## Alıntı
====
Anahtar kavramlar: Toprak ekolojisi, hikaye, oyun alanları, eğitim

Doğa yüzeyde göründüğünden çok daha fazlasıdır. Sadece bitkilerden değil, görünmeyen katmanlardan oluşur. Bu proje çocuklara Doğa’nın yalnızca görünenden ibaret olmadığını, toprağın yaşamsal önemini anlatmayı hedefleyen bir oyun alanıdır. Proje, toprağın havalanmasını böylelikle de canlı hayatının hareketliliğini sağlayan toprak solucanlarından ilham alır. Solucanlar, bir toprağın zengin ekosisteminin en önemli faktörlerden biridir. Alttan açtıkları tüneller bitki köklerine su ve hava erişimini sağlar. ‘Doğa’nın ilk bahçevanları’ olarak tanımlamalarının sebebi de budur. Proje ismini ve temasını da bu fikirden alır.

Oyun alanına giren çocuklar bu gerçeği solucanımsı hareketli formlar ile oynayarak, üzerlerine tırmanarak, esnek hareketlerini deneyimleyerek kavrar. Plan ölçeğinde ise yerleştirmenin düzeni üç aşamada tanımlanmıştır. Farklı oyun teorilerine dayanan bu  üç farklı kısımdan şu şekildedir: Sezgi, Hareket, Dinlenme.

Sezgi; Oyun teorisyeni Karl Groos oyunu, çocuklar için ileride gerek duyacakları  yetişkin rollerinin bir ön egzersizi olarak tanımlar. Yavaş yavaş öğrenilen bir pratiğe benzetir. Planın bu kısmı da tasarımın ilk algılandığı, form açısından yoğunluğun sakin olduğu kısmıdır.

Hareket; Surplus Enerji teorisine göre insanlar biriken fazla enerjisini aktif bir oyun sayesinde serbest bırakabilir. Planının bu kısmı da çocukların enerjilerini harcayabilecekleri mekansal hareketliliğe sahiptir. Bu kısmı anlamak ve aşmak için bir enerji harcamaları gerekir.
====
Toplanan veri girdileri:
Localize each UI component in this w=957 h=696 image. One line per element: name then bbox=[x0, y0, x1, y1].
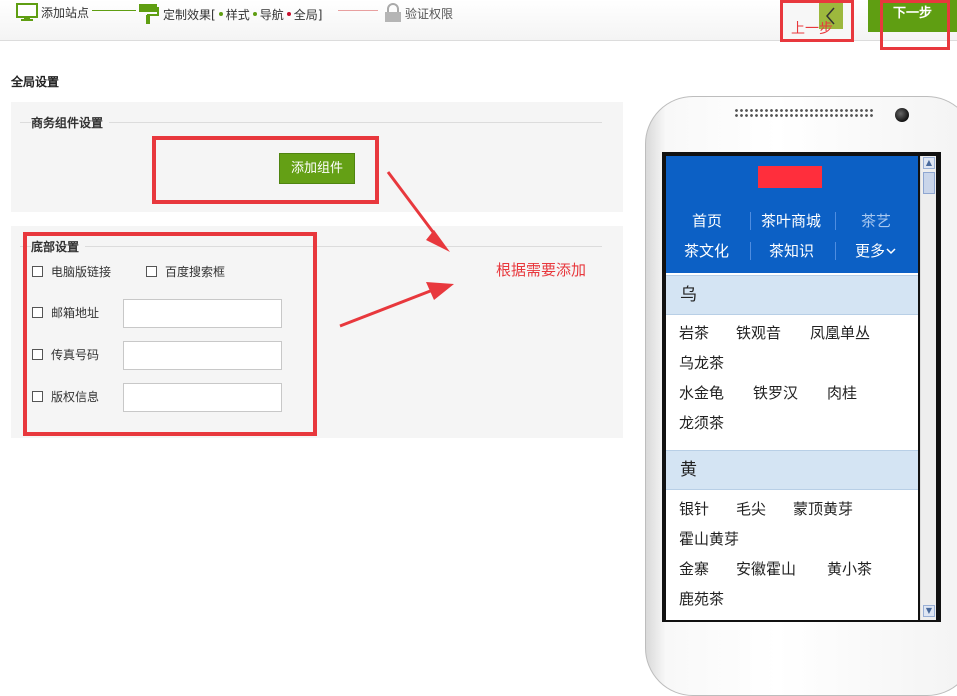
tea-item[interactable]: 岩茶 bbox=[679, 322, 709, 343]
prev-step-button[interactable]: 上一步 bbox=[780, 0, 854, 42]
tea-item[interactable]: 鹿苑茶 bbox=[679, 588, 724, 609]
fax-checkbox[interactable] bbox=[32, 349, 43, 360]
footer-settings-legend: 底部设置 bbox=[31, 238, 86, 255]
paint-roller-icon bbox=[139, 4, 159, 24]
step-verify: 验证权限 bbox=[384, 3, 453, 23]
mobile-nav-tea-art[interactable]: 茶艺 bbox=[861, 210, 891, 231]
phone-speaker bbox=[734, 108, 874, 118]
tea-item[interactable]: 蒙顶黄芽 bbox=[793, 498, 853, 519]
pc-link-label: 电脑版链接 bbox=[51, 265, 112, 279]
substep-global: 全局] bbox=[286, 6, 322, 23]
baidu-search-label: 百度搜索框 bbox=[165, 265, 226, 279]
step-connector bbox=[338, 10, 378, 11]
tea-item[interactable]: 安徽霍山 bbox=[736, 558, 796, 579]
tea-item[interactable]: 银针 bbox=[679, 498, 709, 519]
phone-camera bbox=[895, 108, 909, 122]
mobile-logo bbox=[758, 166, 822, 188]
business-components-legend: 商务组件设置 bbox=[31, 114, 110, 131]
substep-style: 样式 bbox=[218, 6, 250, 23]
tea-item[interactable]: 铁观音 bbox=[736, 322, 781, 343]
mobile-nav-home[interactable]: 首页 bbox=[692, 210, 722, 231]
annotation-text: 根据需要添加 bbox=[496, 261, 587, 279]
nav-separator bbox=[835, 212, 836, 230]
mobile-nav-more[interactable]: 更多 bbox=[855, 240, 897, 261]
tea-item[interactable]: 水金龟 bbox=[679, 382, 724, 403]
nav-separator bbox=[750, 242, 751, 260]
copyright-label: 版权信息 bbox=[51, 390, 100, 404]
step-customize-label: 定制效果[ bbox=[163, 7, 216, 22]
email-checkbox[interactable] bbox=[32, 307, 43, 318]
arrow-head-icon bbox=[426, 282, 454, 300]
fax-label: 传真号码 bbox=[51, 348, 100, 362]
scroll-up-icon[interactable]: ▲ bbox=[923, 157, 935, 169]
category-header: 乌 bbox=[666, 275, 918, 315]
lock-icon bbox=[385, 3, 401, 22]
mobile-nav-culture[interactable]: 茶文化 bbox=[684, 240, 729, 261]
tea-item[interactable]: 黄小茶 bbox=[827, 558, 872, 579]
category-header: 黄 bbox=[666, 450, 918, 490]
page-title: 全局设置 bbox=[11, 75, 60, 89]
tea-item[interactable]: 龙须茶 bbox=[679, 412, 724, 433]
mobile-nav-shop[interactable]: 茶叶商城 bbox=[761, 210, 821, 231]
email-label: 邮箱地址 bbox=[51, 306, 100, 320]
prev-step-label: 上一步 bbox=[791, 21, 833, 37]
copyright-checkbox[interactable] bbox=[32, 391, 43, 402]
footer-settings-panel bbox=[11, 226, 623, 438]
arrow-head-icon bbox=[426, 230, 450, 252]
mobile-header: 首页 茶叶商城 茶艺 茶文化 茶知识 更多 bbox=[666, 156, 918, 273]
mobile-nav-more-label: 更多 bbox=[855, 242, 886, 260]
step-connector bbox=[92, 10, 136, 11]
scroll-thumb[interactable] bbox=[923, 172, 935, 194]
scroll-down-icon[interactable]: ▼ bbox=[923, 605, 935, 617]
dot-icon bbox=[218, 12, 223, 16]
tea-item[interactable]: 肉桂 bbox=[827, 382, 857, 403]
dot-icon bbox=[286, 12, 291, 16]
tea-item[interactable]: 凤凰单丛 bbox=[810, 322, 870, 343]
mobile-screen: 首页 茶叶商城 茶艺 茶文化 茶知识 更多 乌 岩茶 铁观音 凤凰单丛 乌龙茶 … bbox=[666, 156, 918, 620]
chevron-down-icon bbox=[885, 242, 897, 260]
baidu-search-checkbox[interactable] bbox=[146, 266, 157, 277]
nav-separator bbox=[835, 242, 836, 260]
copyright-field[interactable] bbox=[123, 383, 282, 412]
divider bbox=[20, 246, 602, 247]
tea-item[interactable]: 霍山黄芽 bbox=[679, 528, 739, 549]
tea-item[interactable]: 铁罗汉 bbox=[753, 382, 798, 403]
pc-link-checkbox[interactable] bbox=[32, 266, 43, 277]
annotation-arrows bbox=[339, 171, 454, 328]
dot-icon bbox=[252, 12, 257, 16]
mobile-nav-knowledge[interactable]: 茶知识 bbox=[769, 240, 814, 261]
substep-nav: 导航 bbox=[252, 6, 284, 23]
tea-item[interactable]: 乌龙茶 bbox=[679, 352, 724, 373]
nav-separator bbox=[750, 212, 751, 230]
email-field[interactable] bbox=[123, 299, 282, 328]
step-add-site-label: 添加站点 bbox=[41, 5, 90, 20]
step-add-site: 添加站点 bbox=[16, 3, 89, 21]
tea-item[interactable]: 金寨 bbox=[679, 558, 709, 579]
preview-scrollbar[interactable]: ▲ ▼ bbox=[920, 156, 936, 620]
monitor-icon bbox=[16, 3, 38, 21]
tea-item[interactable]: 毛尖 bbox=[736, 498, 766, 519]
step-verify-label: 验证权限 bbox=[405, 6, 454, 21]
next-step-button[interactable]: 下一步 bbox=[868, 0, 957, 32]
step-customize: 定制效果[ 样式 导航 全局] bbox=[138, 3, 322, 25]
fax-field[interactable] bbox=[123, 341, 282, 370]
====
## Alıştırmalar
1 – Alıntıda "Sezgi; Oyun teorisyeni" ifadesiyle başlayıp "enerji harcamaları gerekir." ifadesine kadar süren bölümü yeniden yazın; bu bölümde "pratiğe" ifadesini "alıştırmaya" ile değiştirin.
2 – Alıntıya göre solucanların alttan açtıkları tüneller bitki köklerinin neye erişimini sağlar?

## Yanıtlar
1 –
Sezgi; Oyun teorisyeni Karl Groos oyunu, çocuklar için ileride gerek duyacakları  yetişkin rollerinin bir ön egzersizi olarak tanımlar. Yavaş yavaş öğrenilen bir alıştırmaya benzetir. Planın bu kısmı da tasarımın ilk algılandığı, form açısından yoğunluğun sakin olduğu kısmıdır.

Hareket; Surplus Enerji teorisine göre insanlar biriken fazla enerjisini aktif bir oyun sayesinde serbest bırakabilir. Planının bu kısmı da çocukların enerjilerini harcayabilecekleri mekansal hareketliliğe sahiptir. Bu kısmı anlamak ve aşmak için bir enerji harcamaları gerekir.

2 – Su ve havaya.